#### [WRITTEN INSTRUCTION]
Output the material word for word. Leave each picture out.

#### [TASK DATA]
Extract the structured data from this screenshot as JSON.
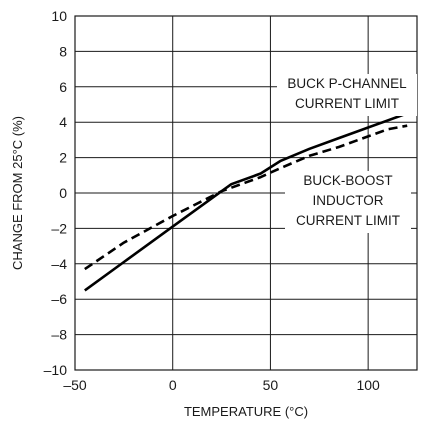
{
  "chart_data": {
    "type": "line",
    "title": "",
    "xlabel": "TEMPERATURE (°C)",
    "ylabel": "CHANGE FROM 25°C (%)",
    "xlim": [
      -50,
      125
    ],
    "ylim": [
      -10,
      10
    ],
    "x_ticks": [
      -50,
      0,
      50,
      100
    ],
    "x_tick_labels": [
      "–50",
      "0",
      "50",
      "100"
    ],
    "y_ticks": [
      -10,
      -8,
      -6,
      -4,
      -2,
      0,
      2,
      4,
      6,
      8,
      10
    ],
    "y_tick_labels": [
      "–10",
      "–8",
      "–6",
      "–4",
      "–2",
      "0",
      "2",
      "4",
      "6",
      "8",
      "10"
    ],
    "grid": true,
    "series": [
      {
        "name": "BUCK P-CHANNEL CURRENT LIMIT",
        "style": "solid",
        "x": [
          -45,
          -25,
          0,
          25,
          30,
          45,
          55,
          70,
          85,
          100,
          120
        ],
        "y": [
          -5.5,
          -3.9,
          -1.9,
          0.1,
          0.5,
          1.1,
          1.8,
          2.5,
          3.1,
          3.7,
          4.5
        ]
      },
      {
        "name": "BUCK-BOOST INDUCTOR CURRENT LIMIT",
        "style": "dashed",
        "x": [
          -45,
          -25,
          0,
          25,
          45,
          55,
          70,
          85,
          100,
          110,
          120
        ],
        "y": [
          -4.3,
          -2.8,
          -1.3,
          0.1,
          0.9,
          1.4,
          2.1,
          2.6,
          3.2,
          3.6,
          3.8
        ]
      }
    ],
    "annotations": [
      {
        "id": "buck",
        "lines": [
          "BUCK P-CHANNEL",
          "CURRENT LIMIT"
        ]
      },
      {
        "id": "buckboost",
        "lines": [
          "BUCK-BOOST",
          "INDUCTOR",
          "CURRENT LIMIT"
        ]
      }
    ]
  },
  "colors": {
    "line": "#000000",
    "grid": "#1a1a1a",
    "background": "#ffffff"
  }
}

#### [SOLUTION FOR THIS EXERCISE]
Extract the structured data from this screenshot as JSON.
{
  "chart_data": {
    "type": "line",
    "title": "",
    "xlabel": "TEMPERATURE (°C)",
    "ylabel": "CHANGE FROM 25°C (%)",
    "xlim": [
      -50,
      125
    ],
    "ylim": [
      -10,
      10
    ],
    "x_ticks": [
      -50,
      0,
      50,
      100
    ],
    "x_tick_labels": [
      "–50",
      "0",
      "50",
      "100"
    ],
    "y_ticks": [
      -10,
      -8,
      -6,
      -4,
      -2,
      0,
      2,
      4,
      6,
      8,
      10
    ],
    "y_tick_labels": [
      "–10",
      "–8",
      "–6",
      "–4",
      "–2",
      "0",
      "2",
      "4",
      "6",
      "8",
      "10"
    ],
    "grid": true,
    "series": [
      {
        "name": "BUCK P-CHANNEL CURRENT LIMIT",
        "style": "solid",
        "x": [
          -45,
          -25,
          0,
          25,
          30,
          45,
          55,
          70,
          85,
          100,
          120
        ],
        "y": [
          -5.5,
          -3.9,
          -1.9,
          0.1,
          0.5,
          1.1,
          1.8,
          2.5,
          3.1,
          3.7,
          4.5
        ]
      },
      {
        "name": "BUCK-BOOST INDUCTOR CURRENT LIMIT",
        "style": "dashed",
        "x": [
          -45,
          -25,
          0,
          25,
          45,
          55,
          70,
          85,
          100,
          110,
          120
        ],
        "y": [
          -4.3,
          -2.8,
          -1.3,
          0.1,
          0.9,
          1.4,
          2.1,
          2.6,
          3.2,
          3.6,
          3.8
        ]
      }
    ],
    "annotations": [
      {
        "id": "buck",
        "lines": [
          "BUCK P-CHANNEL",
          "CURRENT LIMIT"
        ]
      },
      {
        "id": "buckboost",
        "lines": [
          "BUCK-BOOST",
          "INDUCTOR",
          "CURRENT LIMIT"
        ]
      }
    ]
  },
  "colors": {
    "line": "#000000",
    "grid": "#1a1a1a",
    "background": "#ffffff"
  }
}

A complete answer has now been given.